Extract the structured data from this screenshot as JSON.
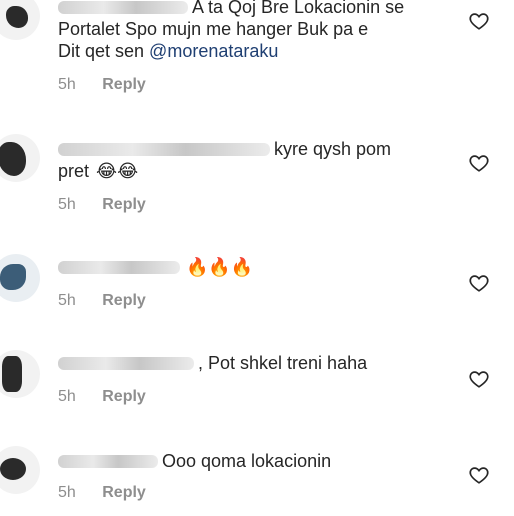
{
  "comments": [
    {
      "line1": "A ta Qoj Bre Lokacionin se",
      "line2": "Portalet Spo mujn me hanger Buk pa e",
      "line3_prefix": "Dit qet sen ",
      "mention": "@morenataraku",
      "time": "5h",
      "reply": "Reply"
    },
    {
      "line1": "kyre qysh pom",
      "line2": "pret",
      "emoji": "😂😂",
      "time": "5h",
      "reply": "Reply"
    },
    {
      "emoji": "🔥🔥🔥",
      "time": "5h",
      "reply": "Reply"
    },
    {
      "line1": ", Pot shkel treni haha",
      "time": "5h",
      "reply": "Reply"
    },
    {
      "line1": "Ooo qoma lokacionin",
      "time": "5h",
      "reply": "Reply"
    }
  ],
  "icons": {
    "like": "heart-outline-icon"
  },
  "colors": {
    "text": "#262626",
    "meta": "#8e8e8e",
    "mention": "#1f3f72"
  }
}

========================

● WHAT YOU WILL DO
Say how many lines above contain the string "mention". Answer with the number only.

● RESULT FOR THIS TASK
2